Locate the lines of the listing below that hold "area", then copy each of them.

** BEGIN **

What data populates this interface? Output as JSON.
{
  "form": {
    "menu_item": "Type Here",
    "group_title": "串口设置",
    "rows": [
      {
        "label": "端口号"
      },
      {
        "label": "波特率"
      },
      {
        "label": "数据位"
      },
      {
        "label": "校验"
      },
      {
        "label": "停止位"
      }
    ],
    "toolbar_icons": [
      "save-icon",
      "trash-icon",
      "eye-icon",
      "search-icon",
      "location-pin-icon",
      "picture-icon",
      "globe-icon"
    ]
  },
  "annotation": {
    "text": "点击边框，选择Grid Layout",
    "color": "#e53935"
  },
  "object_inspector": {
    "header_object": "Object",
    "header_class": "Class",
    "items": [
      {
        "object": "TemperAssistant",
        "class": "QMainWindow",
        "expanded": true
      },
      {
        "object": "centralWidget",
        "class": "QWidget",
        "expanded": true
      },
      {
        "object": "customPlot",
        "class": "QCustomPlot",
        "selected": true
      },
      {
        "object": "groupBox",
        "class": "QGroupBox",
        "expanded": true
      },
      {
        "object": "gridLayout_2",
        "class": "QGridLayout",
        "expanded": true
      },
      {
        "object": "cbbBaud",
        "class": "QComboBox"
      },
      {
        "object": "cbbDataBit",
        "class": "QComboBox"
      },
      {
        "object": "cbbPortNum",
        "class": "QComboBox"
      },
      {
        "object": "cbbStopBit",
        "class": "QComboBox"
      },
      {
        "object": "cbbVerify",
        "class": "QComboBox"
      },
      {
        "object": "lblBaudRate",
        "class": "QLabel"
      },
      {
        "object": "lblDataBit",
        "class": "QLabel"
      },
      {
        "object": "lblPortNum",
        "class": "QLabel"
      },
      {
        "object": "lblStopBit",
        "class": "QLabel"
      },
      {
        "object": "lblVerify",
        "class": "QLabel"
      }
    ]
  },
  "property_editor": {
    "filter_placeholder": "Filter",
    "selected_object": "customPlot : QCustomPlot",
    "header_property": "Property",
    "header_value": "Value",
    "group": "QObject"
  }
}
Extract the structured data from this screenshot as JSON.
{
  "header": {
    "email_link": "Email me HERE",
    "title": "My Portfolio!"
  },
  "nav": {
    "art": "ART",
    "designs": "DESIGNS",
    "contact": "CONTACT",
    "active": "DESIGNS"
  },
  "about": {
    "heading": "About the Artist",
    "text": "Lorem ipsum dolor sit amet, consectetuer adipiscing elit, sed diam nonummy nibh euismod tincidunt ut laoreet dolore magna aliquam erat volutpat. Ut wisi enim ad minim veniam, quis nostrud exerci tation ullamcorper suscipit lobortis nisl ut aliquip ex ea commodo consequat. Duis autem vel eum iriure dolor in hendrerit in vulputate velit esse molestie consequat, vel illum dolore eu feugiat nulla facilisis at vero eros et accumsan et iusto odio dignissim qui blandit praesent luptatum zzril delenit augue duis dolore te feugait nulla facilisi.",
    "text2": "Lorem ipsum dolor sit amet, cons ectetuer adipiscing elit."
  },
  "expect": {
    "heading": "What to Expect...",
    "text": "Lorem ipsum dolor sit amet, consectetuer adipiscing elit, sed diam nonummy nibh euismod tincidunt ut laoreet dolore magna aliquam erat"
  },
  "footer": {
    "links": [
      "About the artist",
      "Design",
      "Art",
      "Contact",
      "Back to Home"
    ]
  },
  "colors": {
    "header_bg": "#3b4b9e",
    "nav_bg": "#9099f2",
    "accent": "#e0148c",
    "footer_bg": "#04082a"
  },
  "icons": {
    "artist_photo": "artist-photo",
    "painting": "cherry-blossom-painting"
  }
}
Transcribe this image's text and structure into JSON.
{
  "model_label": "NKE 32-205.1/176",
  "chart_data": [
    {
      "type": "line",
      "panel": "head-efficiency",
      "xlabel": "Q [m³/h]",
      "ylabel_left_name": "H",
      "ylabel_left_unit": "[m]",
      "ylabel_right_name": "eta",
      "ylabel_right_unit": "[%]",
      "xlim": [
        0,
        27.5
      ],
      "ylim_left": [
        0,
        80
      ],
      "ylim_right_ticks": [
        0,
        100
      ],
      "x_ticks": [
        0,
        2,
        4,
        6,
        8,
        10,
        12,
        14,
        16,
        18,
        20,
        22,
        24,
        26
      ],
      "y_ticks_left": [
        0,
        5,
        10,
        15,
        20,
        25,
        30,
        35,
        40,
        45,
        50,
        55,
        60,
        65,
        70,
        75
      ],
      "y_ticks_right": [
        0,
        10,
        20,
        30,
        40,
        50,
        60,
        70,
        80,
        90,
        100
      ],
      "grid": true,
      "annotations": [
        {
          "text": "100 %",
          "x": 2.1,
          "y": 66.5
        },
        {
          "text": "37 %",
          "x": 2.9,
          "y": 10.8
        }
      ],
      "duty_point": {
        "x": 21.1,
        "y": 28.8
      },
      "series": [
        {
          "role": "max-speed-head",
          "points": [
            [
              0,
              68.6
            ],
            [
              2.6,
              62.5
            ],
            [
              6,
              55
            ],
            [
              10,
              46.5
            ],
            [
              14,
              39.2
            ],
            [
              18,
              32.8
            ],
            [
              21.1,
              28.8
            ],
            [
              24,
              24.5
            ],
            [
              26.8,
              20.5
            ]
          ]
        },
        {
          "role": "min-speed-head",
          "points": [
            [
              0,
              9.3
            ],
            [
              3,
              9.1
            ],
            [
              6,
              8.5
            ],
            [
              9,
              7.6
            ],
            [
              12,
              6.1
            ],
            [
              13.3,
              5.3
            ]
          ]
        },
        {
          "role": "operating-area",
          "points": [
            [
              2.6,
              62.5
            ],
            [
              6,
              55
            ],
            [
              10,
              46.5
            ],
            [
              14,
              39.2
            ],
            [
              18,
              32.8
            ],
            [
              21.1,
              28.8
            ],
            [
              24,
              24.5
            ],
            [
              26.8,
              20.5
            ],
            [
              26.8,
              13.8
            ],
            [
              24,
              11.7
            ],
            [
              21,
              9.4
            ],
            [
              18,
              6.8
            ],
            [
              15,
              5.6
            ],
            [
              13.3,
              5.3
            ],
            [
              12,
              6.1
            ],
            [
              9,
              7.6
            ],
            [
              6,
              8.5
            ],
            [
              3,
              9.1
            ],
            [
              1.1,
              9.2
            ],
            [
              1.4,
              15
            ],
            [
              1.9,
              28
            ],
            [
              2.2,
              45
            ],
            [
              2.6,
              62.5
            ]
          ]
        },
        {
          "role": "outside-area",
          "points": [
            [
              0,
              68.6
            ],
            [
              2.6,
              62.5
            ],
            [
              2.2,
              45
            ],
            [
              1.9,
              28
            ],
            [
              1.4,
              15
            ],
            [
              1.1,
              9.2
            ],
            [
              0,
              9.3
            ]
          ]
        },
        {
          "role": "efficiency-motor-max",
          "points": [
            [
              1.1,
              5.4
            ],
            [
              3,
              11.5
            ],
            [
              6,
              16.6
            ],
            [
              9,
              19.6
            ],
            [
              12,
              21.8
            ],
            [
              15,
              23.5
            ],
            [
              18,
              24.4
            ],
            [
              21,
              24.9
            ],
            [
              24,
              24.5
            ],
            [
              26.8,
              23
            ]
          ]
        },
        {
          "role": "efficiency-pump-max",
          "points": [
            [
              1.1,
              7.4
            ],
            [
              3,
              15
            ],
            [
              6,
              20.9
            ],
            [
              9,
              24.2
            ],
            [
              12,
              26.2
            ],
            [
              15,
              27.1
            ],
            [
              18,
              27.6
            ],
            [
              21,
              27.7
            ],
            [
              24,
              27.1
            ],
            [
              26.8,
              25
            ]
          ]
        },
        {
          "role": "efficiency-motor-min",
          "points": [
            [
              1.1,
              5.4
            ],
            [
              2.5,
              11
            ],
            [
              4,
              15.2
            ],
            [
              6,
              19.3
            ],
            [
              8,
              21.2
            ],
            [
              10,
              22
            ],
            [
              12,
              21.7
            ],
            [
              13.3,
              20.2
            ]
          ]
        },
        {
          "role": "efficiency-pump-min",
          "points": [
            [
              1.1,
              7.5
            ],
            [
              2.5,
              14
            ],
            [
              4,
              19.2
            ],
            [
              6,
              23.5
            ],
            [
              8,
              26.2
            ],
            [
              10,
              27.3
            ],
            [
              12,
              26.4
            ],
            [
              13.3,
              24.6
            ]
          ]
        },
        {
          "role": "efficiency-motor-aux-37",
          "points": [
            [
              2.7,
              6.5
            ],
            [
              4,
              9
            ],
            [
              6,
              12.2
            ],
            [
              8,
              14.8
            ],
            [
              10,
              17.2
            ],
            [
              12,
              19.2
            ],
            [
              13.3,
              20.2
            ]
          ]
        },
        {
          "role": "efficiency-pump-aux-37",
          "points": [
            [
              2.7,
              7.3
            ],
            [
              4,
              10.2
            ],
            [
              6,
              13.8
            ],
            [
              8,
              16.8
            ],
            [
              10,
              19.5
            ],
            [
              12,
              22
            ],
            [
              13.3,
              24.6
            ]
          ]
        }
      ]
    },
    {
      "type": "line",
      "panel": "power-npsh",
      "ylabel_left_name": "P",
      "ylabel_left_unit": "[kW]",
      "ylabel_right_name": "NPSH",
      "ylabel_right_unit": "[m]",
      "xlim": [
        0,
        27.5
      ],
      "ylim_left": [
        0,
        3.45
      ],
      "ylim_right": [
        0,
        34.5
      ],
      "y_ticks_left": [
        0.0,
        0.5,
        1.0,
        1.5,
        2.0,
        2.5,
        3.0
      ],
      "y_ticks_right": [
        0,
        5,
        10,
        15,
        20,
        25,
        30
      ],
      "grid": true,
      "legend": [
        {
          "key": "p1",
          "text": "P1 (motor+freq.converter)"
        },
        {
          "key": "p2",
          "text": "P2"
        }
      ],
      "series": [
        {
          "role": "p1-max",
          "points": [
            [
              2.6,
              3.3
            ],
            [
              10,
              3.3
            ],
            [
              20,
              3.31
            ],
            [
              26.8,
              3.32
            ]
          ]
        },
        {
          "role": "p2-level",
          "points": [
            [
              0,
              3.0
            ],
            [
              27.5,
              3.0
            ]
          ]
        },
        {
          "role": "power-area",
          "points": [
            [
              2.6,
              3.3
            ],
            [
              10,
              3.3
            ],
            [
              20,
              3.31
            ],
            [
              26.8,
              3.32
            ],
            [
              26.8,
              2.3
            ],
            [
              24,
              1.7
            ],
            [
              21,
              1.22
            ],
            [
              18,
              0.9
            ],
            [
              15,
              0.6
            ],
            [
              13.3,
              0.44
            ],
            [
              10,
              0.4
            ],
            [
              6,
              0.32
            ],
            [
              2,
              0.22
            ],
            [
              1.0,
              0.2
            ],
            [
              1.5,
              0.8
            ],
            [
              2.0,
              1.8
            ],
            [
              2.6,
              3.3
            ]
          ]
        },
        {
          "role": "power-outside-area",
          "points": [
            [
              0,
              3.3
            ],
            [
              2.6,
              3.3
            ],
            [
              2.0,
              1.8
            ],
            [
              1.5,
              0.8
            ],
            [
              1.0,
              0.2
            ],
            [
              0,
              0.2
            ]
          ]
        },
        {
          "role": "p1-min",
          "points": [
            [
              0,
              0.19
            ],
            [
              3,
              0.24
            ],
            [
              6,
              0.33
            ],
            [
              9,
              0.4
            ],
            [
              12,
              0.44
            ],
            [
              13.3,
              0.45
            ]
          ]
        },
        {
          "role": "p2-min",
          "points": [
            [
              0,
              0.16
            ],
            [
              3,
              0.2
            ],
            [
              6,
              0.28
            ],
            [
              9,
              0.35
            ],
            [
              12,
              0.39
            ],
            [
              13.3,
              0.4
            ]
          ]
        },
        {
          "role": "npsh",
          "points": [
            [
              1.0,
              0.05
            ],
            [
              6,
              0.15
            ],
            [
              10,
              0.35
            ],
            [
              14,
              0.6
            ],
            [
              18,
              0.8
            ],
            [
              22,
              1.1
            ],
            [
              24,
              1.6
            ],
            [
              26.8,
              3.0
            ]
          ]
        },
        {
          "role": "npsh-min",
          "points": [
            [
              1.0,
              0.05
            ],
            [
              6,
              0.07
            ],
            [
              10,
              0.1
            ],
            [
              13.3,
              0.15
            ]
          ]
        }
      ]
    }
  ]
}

** END **

Exercise response
          "role": "operating-area",
          "role": "outside-area",
          "role": "power-area",
          "role": "power-outside-area",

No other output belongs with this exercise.